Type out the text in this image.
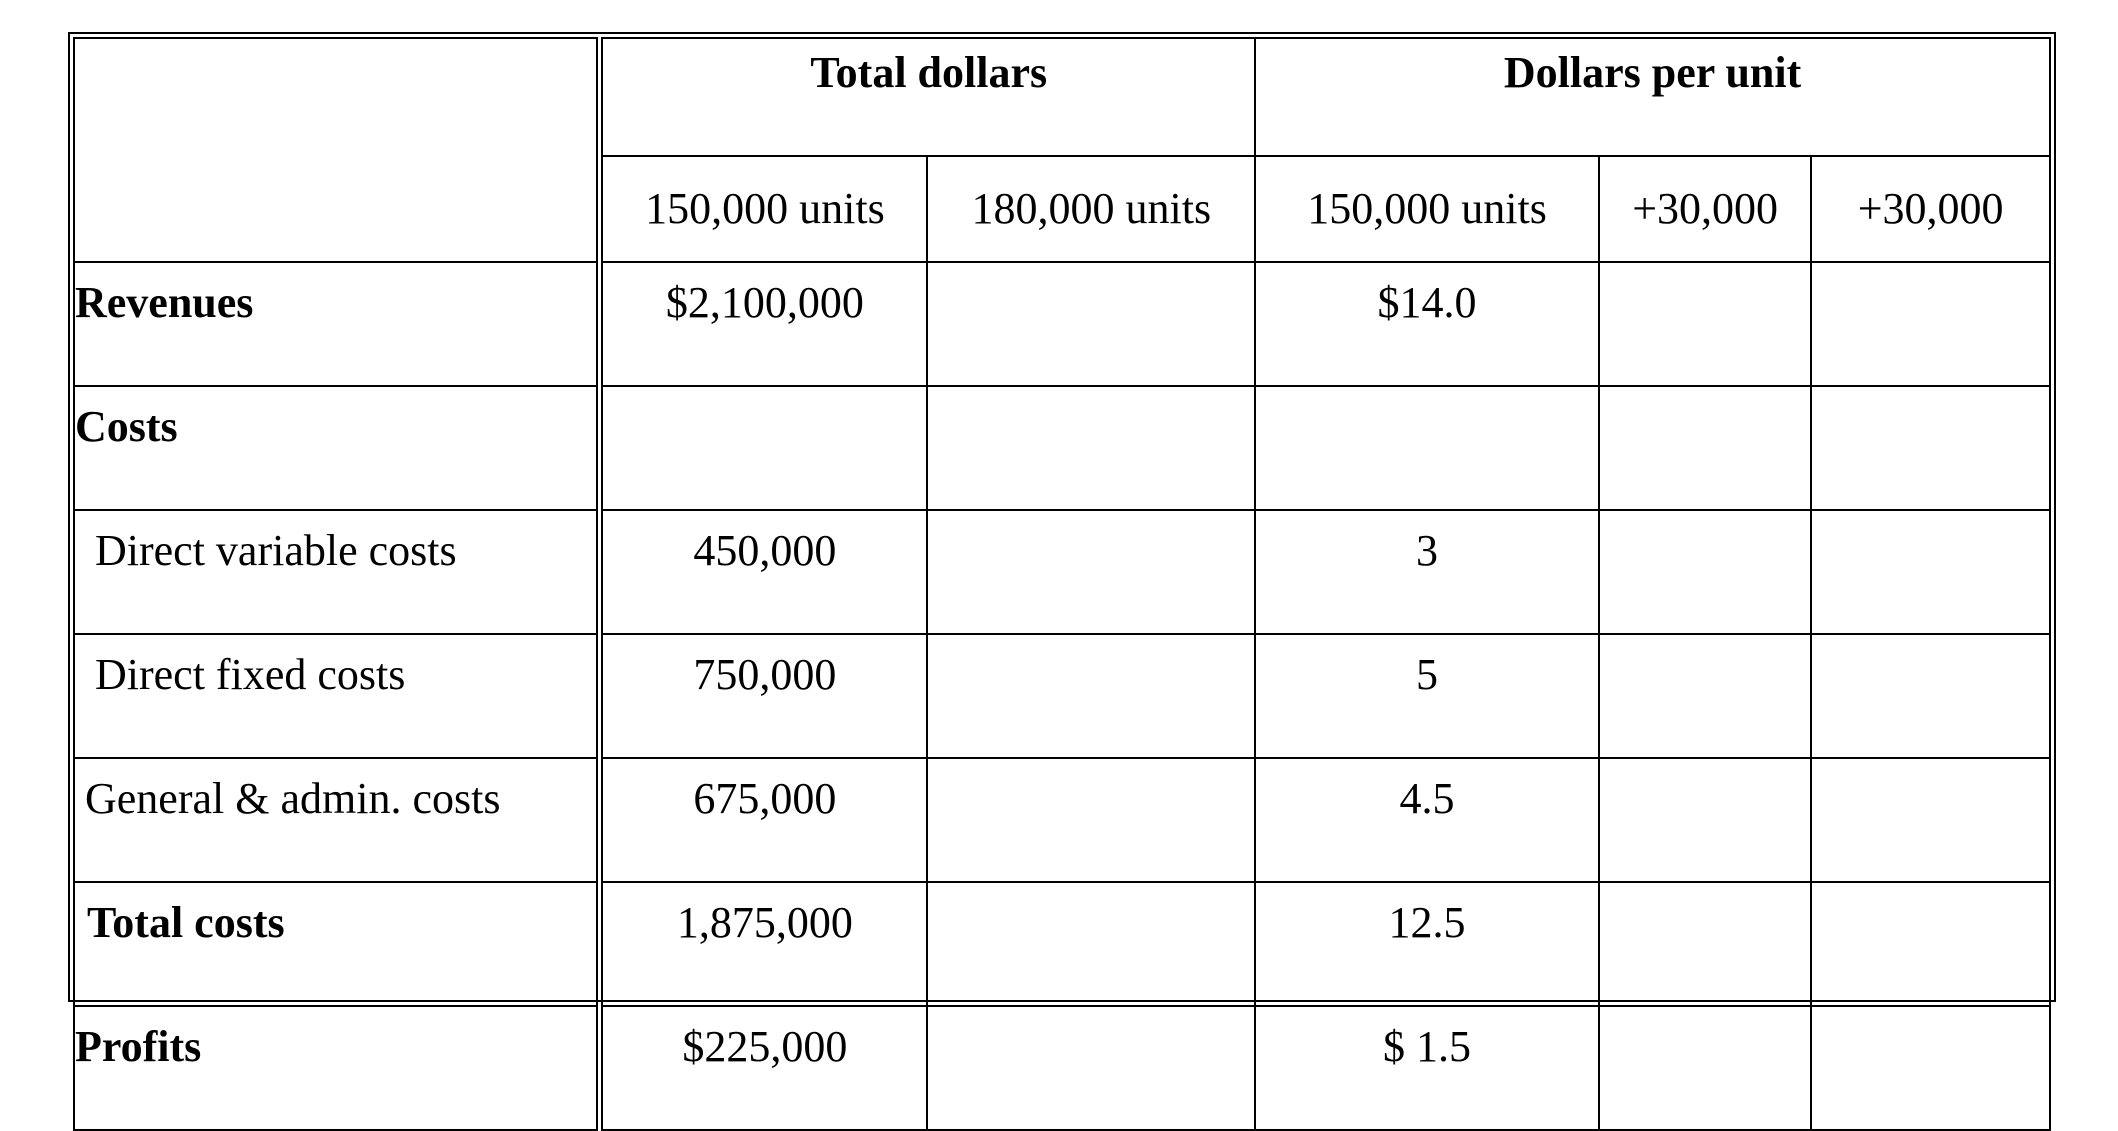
	Total dollars		Dollars per unit		
	150,000 units	180,000 units	150,000 units	+30,000	+30,000
Revenues	$2,100,000		$14.0		
Costs					
Direct variable costs	450,000		3		
Direct fixed costs	750,000		5		
General & admin. costs	675,000		4.5		
Total costs	1,875,000		12.5		
Profits	$225,000		$ 1.5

# Written exercise:
Output the entries above exactly, without their pictures.

# Finished exercise:
Type out the text in this image.
	Total dollars		Dollars per unit		
	150,000 units	180,000 units	150,000 units	+30,000	+30,000
Revenues	$2,100,000		$14.0		
Costs					
Direct variable costs	450,000		3		
Direct fixed costs	750,000		5		
General & admin. costs	675,000		4.5		
Total costs	1,875,000		12.5		
Profits	$225,000		$ 1.5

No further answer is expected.